Aim
Reproduce the records below exactly as they appear.

Supplied data
____________________
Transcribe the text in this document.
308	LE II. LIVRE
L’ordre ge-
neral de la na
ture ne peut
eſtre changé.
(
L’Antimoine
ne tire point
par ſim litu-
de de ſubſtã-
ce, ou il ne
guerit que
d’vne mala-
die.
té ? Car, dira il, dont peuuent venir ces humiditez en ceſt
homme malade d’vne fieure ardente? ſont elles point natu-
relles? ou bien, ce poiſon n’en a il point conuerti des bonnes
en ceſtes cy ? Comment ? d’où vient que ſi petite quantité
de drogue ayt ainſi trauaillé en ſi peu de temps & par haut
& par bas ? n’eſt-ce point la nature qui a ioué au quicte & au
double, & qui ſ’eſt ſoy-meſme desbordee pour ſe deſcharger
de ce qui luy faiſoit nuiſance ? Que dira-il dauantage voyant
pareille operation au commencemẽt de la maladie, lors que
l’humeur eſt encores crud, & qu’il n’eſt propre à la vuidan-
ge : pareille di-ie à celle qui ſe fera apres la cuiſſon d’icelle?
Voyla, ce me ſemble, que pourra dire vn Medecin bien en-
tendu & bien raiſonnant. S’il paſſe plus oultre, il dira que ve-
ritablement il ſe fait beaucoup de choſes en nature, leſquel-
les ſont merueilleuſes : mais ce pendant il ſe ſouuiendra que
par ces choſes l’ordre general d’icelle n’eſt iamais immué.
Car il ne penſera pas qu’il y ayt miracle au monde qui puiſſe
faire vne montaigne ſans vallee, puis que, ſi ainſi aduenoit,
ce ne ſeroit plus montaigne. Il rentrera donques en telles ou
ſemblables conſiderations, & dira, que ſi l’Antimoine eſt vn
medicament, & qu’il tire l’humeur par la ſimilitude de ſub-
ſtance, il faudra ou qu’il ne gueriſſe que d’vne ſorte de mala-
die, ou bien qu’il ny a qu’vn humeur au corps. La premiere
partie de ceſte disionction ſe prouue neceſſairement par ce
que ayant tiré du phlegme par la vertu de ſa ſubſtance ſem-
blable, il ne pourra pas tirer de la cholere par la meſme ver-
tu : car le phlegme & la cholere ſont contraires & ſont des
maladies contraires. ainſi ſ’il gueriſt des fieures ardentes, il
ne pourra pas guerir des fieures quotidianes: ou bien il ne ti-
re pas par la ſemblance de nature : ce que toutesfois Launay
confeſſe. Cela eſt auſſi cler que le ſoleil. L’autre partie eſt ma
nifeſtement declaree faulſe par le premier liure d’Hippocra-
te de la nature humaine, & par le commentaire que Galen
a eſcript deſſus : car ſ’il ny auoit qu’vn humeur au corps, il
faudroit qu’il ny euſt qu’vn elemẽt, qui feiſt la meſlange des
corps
____________________
Written solution
Transcribe the text in this document.
308	LE II. LIVRE
L’ordre ge-
neral de la na
ture ne peut
eſtre changé.
(
L’Antimoine
ne tire point
par ſim litu-
de de ſubſtã-
ce, ou il ne
guerit que
d’vne mala-
die.
té ? Car, dira il, dont peuuent venir ces humiditez en ceſt
homme malade d’vne fieure ardente? ſont elles point natu-
relles? ou bien, ce poiſon n’en a il point conuerti des bonnes
en ceſtes cy ? Comment ? d’où vient que ſi petite quantité
de drogue ayt ainſi trauaillé en ſi peu de temps & par haut
& par bas ? n’eſt-ce point la nature qui a ioué au quicte & au
double, & qui ſ’eſt ſoy-meſme desbordee pour ſe deſcharger
de ce qui luy faiſoit nuiſance ? Que dira-il dauantage voyant
pareille operation au commencemẽt de la maladie, lors que
l’humeur eſt encores crud, & qu’il n’eſt propre à la vuidan-
ge : pareille di-ie à celle qui ſe fera apres la cuiſſon d’icelle?
Voyla, ce me ſemble, que pourra dire vn Medecin bien en-
tendu & bien raiſonnant. S’il paſſe plus oultre, il dira que ve-
ritablement il ſe fait beaucoup de choſes en nature, leſquel-
les ſont merueilleuſes : mais ce pendant il ſe ſouuiendra que
par ces choſes l’ordre general d’icelle n’eſt iamais immué.
Car il ne penſera pas qu’il y ayt miracle au monde qui puiſſe
faire vne montaigne ſans vallee, puis que, ſi ainſi aduenoit,
ce ne ſeroit plus montaigne. Il rentrera donques en telles ou
ſemblables conſiderations, & dira, que ſi l’Antimoine eſt vn
medicament, & qu’il tire l’humeur par la ſimilitude de ſub-
ſtance, il faudra ou qu’il ne gueriſſe que d’vne ſorte de mala-
die, ou bien qu’il ny a qu’vn humeur au corps. La premiere
partie de ceſte disionction ſe prouue neceſſairement par ce
que ayant tiré du phlegme par la vertu de ſa ſubſtance ſem-
blable, il ne pourra pas tirer de la cholere par la meſme ver-
tu : car le phlegme & la cholere ſont contraires & ſont des
maladies contraires. ainſi ſ’il gueriſt des fieures ardentes, il
ne pourra pas guerir des fieures quotidianes: ou bien il ne ti-
re pas par la ſemblance de nature : ce que toutesfois Launay
confeſſe. Cela eſt auſſi cler que le ſoleil. L’autre partie eſt ma
nifeſtement declaree faulſe par le premier liure d’Hippocra-
te de la nature humaine, & par le commentaire que Galen
a eſcript deſſus : car ſ’il ny auoit qu’vn humeur au corps, il
faudroit qu’il ny euſt qu’vn elemẽt, qui feiſt la meſlange des
corps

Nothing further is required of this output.